■ Exercise instructions
In the records below, count every line containing "Vehicle". Reply with the number only.

== == ==

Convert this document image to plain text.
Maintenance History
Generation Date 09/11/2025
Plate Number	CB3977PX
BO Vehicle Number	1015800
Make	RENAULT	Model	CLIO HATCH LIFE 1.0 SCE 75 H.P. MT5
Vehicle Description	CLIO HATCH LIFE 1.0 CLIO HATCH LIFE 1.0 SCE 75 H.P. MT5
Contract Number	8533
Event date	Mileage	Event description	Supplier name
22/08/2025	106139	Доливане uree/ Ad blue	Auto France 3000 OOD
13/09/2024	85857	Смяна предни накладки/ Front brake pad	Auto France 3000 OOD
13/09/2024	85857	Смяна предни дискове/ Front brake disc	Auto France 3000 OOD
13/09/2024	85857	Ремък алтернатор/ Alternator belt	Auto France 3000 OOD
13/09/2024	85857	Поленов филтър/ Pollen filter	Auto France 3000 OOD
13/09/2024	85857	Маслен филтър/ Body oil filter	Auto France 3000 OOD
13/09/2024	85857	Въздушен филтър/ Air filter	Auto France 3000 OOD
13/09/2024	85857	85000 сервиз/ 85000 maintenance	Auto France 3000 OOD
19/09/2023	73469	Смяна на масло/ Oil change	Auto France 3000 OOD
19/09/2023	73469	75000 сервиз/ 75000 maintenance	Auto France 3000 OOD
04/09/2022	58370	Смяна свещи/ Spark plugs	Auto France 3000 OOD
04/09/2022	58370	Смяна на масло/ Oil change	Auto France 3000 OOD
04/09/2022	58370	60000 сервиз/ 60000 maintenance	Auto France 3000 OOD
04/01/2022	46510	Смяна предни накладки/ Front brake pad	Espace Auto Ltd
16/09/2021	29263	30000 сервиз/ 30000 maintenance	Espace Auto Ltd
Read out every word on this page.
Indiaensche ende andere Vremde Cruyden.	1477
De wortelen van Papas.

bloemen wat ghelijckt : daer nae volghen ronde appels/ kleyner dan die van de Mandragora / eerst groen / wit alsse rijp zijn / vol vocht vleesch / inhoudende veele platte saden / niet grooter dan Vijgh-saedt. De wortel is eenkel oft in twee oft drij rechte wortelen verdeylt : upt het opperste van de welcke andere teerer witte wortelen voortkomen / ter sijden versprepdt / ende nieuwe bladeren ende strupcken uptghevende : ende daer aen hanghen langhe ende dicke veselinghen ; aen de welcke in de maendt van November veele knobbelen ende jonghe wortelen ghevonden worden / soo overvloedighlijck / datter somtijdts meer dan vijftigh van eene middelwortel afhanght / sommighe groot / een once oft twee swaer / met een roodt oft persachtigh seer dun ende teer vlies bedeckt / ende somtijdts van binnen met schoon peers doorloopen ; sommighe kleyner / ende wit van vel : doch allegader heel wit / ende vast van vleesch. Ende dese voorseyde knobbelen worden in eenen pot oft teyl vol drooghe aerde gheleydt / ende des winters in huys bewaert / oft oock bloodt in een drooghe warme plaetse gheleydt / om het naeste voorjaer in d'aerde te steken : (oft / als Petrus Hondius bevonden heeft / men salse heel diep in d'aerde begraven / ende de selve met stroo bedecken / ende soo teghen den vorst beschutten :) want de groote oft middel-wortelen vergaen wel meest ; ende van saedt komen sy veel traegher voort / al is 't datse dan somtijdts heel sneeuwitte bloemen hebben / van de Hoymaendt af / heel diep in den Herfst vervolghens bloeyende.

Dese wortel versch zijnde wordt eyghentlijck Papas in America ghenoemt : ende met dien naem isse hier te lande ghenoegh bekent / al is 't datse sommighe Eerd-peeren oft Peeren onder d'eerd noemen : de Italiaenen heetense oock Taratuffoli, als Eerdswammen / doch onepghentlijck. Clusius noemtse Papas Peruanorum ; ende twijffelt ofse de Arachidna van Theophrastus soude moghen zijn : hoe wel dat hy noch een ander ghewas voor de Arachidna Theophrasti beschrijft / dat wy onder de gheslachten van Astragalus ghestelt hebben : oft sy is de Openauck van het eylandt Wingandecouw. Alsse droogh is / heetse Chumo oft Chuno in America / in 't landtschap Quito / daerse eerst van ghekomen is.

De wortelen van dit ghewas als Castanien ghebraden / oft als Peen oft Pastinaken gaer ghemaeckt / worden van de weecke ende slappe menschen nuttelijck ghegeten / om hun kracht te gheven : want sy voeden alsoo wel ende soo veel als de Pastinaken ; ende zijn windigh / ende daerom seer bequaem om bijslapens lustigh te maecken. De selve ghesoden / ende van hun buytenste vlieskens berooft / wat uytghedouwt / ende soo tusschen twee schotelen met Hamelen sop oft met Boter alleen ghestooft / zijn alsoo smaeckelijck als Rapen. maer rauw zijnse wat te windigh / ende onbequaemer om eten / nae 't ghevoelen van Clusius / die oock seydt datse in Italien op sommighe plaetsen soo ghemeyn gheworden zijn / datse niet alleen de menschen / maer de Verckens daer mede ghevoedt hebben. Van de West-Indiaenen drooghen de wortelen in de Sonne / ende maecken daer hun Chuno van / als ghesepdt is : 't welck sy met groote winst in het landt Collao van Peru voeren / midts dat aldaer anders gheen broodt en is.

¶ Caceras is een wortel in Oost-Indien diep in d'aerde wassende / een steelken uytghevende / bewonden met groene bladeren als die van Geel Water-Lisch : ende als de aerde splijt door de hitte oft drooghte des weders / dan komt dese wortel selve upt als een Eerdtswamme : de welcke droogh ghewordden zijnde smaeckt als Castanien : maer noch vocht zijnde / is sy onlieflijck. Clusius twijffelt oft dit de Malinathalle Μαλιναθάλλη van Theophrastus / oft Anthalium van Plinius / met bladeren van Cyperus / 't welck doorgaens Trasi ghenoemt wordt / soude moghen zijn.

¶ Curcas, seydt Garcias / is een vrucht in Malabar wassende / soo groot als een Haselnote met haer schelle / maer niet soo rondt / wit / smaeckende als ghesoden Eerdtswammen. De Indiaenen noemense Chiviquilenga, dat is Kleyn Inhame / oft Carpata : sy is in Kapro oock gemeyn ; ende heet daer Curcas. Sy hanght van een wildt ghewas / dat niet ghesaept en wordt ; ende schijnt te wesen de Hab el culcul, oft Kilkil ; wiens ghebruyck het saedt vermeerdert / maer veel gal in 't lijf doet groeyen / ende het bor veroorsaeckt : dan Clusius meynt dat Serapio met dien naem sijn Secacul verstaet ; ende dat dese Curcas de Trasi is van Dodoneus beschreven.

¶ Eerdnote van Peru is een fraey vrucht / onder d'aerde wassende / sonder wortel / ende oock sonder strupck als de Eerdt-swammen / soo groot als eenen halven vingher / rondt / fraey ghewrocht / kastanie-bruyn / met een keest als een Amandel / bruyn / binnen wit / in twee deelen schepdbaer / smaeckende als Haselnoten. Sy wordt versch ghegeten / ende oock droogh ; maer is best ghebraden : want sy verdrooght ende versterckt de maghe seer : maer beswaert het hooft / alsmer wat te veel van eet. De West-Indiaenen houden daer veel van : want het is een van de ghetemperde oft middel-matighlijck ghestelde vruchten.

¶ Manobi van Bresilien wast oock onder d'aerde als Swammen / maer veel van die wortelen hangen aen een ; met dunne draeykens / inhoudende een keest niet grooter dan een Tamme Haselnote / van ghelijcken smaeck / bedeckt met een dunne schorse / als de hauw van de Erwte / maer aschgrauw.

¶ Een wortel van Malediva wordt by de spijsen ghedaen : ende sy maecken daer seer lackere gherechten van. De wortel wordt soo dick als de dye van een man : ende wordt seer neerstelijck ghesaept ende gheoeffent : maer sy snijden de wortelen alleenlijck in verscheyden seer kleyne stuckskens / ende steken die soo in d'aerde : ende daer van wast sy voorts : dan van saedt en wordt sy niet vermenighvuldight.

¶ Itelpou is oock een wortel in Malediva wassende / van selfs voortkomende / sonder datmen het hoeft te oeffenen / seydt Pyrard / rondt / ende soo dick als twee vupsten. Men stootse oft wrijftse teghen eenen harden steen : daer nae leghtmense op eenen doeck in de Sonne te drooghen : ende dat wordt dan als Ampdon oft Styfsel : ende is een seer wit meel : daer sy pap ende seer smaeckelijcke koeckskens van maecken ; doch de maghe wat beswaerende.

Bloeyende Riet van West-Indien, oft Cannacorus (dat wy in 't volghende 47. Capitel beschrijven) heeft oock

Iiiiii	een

== == ==

■ Reply
2